• **Given exercise**
Could you rewrite the rows from the line with "Patent image size: (965, 867)." up to and including the line with "The fusible element 136 is at (515, 308).", swapping "primary circuit breaker" for "main circuit breaker" and leaving everything else unchanged?

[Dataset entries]

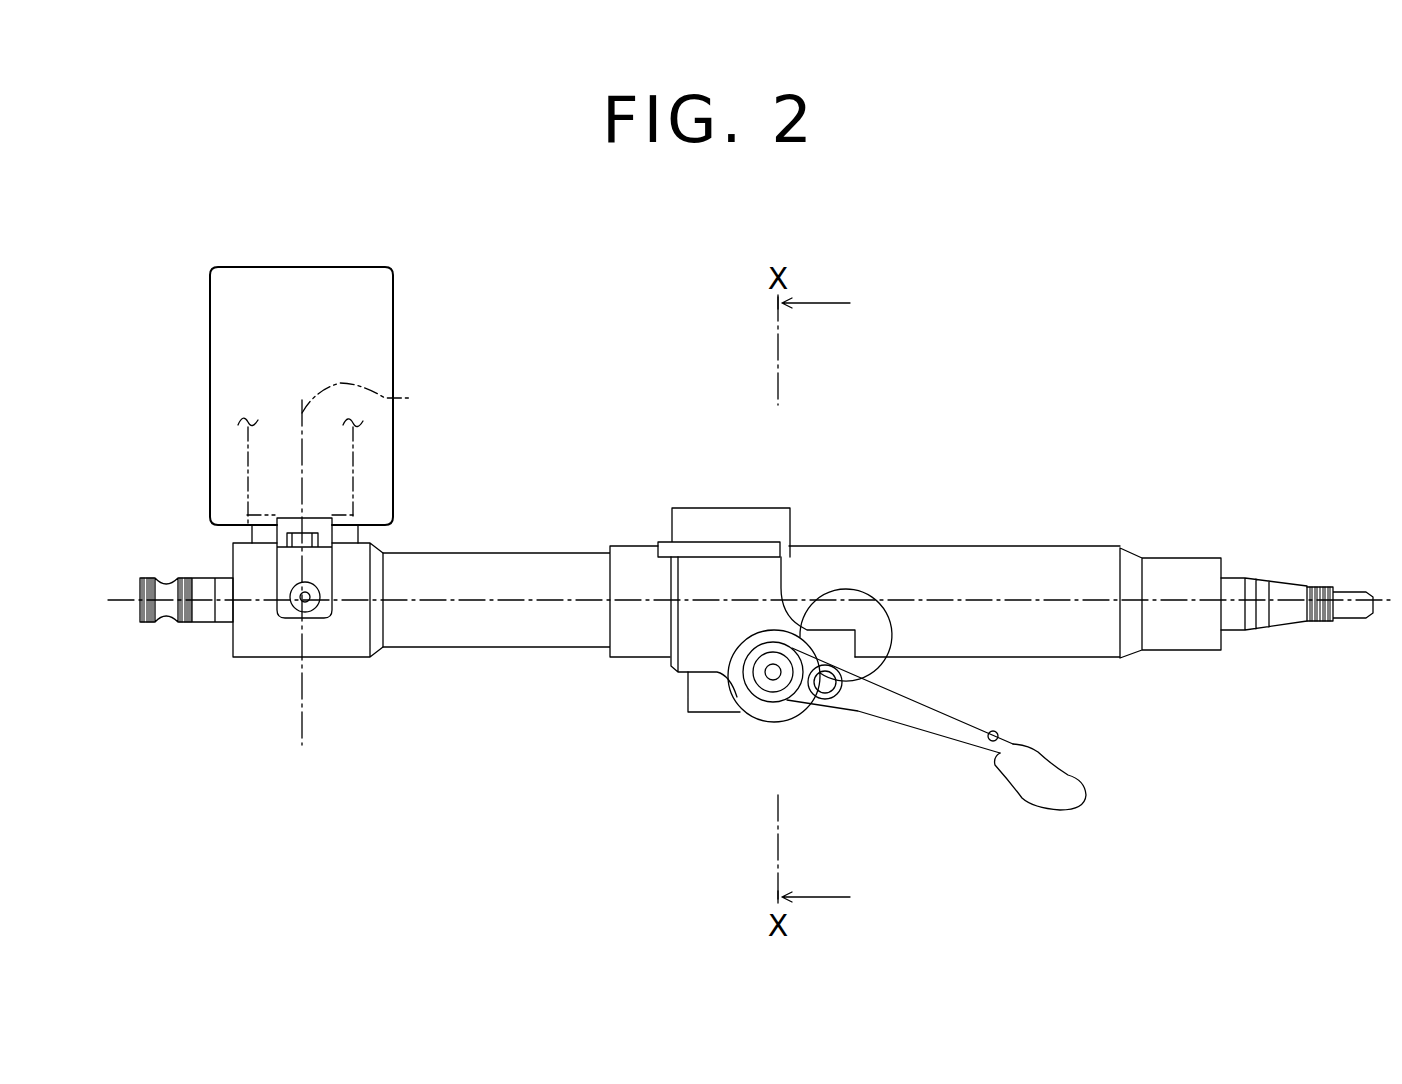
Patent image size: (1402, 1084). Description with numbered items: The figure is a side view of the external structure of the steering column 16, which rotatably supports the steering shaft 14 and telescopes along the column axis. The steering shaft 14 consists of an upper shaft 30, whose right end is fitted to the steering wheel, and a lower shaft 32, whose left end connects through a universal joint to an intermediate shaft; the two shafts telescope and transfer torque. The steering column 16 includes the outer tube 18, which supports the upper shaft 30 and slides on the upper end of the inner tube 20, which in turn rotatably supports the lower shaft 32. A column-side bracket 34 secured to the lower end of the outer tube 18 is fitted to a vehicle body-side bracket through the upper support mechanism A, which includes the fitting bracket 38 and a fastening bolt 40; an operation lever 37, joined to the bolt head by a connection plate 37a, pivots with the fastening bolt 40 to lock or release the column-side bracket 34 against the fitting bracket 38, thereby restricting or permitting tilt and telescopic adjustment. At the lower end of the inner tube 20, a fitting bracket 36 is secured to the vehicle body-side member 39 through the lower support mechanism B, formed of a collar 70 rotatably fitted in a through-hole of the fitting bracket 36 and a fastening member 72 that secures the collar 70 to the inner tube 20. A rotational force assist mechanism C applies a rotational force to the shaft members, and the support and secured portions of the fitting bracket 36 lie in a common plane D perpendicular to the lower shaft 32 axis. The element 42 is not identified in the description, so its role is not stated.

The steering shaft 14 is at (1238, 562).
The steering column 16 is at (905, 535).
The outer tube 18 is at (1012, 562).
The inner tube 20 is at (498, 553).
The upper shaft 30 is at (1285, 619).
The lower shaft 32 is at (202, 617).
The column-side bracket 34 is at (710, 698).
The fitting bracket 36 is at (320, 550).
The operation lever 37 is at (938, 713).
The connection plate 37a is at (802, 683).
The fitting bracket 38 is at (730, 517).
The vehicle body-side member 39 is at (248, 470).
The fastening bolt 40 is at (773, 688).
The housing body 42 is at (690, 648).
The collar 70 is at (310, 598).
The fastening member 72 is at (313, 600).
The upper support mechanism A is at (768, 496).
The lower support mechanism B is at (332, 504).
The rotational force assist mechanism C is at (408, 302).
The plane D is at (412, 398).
---
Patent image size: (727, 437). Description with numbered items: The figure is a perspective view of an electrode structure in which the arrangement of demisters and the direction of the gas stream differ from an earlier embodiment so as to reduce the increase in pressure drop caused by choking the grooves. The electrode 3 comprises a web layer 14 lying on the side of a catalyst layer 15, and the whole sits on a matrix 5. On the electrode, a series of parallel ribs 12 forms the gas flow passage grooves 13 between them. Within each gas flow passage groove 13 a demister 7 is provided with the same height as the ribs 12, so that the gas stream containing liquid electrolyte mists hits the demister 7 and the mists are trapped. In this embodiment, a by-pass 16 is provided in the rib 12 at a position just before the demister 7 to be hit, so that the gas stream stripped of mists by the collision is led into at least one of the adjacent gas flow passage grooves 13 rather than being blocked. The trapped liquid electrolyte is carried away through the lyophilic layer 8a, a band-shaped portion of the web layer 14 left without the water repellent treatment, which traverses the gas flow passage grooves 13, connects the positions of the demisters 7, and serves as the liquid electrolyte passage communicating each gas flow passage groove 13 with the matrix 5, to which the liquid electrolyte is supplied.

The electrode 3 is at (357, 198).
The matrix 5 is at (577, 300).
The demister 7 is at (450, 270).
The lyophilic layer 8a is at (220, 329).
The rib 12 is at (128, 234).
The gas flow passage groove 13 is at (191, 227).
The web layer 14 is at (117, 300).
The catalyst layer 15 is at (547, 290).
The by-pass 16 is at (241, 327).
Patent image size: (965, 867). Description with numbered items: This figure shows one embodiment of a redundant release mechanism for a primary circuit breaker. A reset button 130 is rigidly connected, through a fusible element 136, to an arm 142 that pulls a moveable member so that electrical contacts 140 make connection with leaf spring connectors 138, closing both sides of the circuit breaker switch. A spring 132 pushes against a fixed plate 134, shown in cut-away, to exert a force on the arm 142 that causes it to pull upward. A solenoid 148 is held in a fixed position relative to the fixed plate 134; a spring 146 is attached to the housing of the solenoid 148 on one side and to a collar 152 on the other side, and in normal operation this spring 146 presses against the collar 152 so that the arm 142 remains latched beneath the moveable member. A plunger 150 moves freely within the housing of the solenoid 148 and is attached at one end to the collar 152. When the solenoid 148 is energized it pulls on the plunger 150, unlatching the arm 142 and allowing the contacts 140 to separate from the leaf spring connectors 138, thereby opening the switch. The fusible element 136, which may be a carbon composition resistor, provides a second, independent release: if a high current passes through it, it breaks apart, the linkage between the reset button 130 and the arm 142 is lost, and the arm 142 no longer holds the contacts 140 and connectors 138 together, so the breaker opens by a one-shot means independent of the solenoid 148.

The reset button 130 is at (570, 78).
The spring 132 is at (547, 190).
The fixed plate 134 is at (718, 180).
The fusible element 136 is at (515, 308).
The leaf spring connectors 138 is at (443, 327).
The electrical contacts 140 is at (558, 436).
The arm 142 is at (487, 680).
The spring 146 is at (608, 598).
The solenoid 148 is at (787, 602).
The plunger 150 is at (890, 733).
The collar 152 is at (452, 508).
...
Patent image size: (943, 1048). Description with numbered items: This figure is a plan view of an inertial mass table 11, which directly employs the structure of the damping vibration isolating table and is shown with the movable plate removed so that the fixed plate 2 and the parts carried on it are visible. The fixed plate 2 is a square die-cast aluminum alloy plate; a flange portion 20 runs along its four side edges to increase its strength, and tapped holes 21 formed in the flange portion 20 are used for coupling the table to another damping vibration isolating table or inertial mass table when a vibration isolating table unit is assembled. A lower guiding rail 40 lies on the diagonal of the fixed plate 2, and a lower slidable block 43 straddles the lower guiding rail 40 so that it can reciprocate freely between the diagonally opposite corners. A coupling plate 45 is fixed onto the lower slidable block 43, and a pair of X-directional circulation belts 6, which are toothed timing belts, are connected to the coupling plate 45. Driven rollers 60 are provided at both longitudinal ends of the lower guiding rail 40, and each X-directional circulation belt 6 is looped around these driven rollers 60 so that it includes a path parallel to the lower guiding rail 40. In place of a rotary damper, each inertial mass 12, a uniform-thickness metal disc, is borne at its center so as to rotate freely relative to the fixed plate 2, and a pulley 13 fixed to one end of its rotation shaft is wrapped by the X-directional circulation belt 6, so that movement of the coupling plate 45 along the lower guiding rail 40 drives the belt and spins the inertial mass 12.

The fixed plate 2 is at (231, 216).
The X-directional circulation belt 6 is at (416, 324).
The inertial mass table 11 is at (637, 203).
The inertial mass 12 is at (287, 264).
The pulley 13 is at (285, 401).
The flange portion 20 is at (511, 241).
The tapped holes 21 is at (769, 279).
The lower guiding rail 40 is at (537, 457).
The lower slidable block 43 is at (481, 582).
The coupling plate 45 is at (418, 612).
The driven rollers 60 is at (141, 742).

• **Output**
Patent image size: (965, 867). Description with numbered items: This figure shows one embodiment of a redundant release mechanism for a main circuit breaker. A reset button 130 is rigidly connected, through a fusible element 136, to an arm 142 that pulls a moveable member so that electrical contacts 140 make connection with leaf spring connectors 138, closing both sides of the circuit breaker switch. A spring 132 pushes against a fixed plate 134, shown in cut-away, to exert a force on the arm 142 that causes it to pull upward. A solenoid 148 is held in a fixed position relative to the fixed plate 134; a spring 146 is attached to the housing of the solenoid 148 on one side and to a collar 152 on the other side, and in normal operation this spring 146 presses against the collar 152 so that the arm 142 remains latched beneath the moveable member. A plunger 150 moves freely within the housing of the solenoid 148 and is attached at one end to the collar 152. When the solenoid 148 is energized it pulls on the plunger 150, unlatching the arm 142 and allowing the contacts 140 to separate from the leaf spring connectors 138, thereby opening the switch. The fusible element 136, which may be a carbon composition resistor, provides a second, independent release: if a high current passes through it, it breaks apart, the linkage between the reset button 130 and the arm 142 is lost, and the arm 142 no longer holds the contacts 140 and connectors 138 together, so the breaker opens by a one-shot means independent of the solenoid 148.

The reset button 130 is at (570, 78).
The spring 132 is at (547, 190).
The fixed plate 134 is at (718, 180).
The fusible element 136 is at (515, 308).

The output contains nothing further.